#### Input rows
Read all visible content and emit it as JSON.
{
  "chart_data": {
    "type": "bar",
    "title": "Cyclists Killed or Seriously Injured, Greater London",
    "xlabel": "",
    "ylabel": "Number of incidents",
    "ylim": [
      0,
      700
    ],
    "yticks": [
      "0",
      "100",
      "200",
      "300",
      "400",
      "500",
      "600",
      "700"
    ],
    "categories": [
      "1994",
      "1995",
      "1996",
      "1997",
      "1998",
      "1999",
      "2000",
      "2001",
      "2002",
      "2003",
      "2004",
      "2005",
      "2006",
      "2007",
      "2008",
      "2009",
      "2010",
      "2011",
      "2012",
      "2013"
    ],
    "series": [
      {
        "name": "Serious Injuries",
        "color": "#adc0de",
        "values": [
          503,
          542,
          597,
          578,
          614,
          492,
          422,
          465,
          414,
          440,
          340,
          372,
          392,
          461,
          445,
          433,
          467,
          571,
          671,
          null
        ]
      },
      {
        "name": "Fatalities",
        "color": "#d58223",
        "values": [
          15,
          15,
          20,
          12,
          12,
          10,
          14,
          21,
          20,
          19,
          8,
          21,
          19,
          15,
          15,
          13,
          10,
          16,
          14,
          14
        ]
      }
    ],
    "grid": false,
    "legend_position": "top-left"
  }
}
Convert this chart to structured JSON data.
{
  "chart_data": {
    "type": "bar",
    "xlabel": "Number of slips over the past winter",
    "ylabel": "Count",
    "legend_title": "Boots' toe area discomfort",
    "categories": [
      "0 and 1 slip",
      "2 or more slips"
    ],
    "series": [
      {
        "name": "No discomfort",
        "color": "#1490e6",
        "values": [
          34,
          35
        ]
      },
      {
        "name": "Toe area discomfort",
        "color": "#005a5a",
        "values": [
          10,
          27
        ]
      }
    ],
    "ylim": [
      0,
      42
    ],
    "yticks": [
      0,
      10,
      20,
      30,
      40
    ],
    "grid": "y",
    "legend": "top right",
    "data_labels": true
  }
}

#### Challenge
Where a line in the entries holds "discomfort", copy that line.

#### Final answer
    "legend_title": "Boots' toe area discomfort",
        "name": "No discomfort",
        "name": "Toe area discomfort",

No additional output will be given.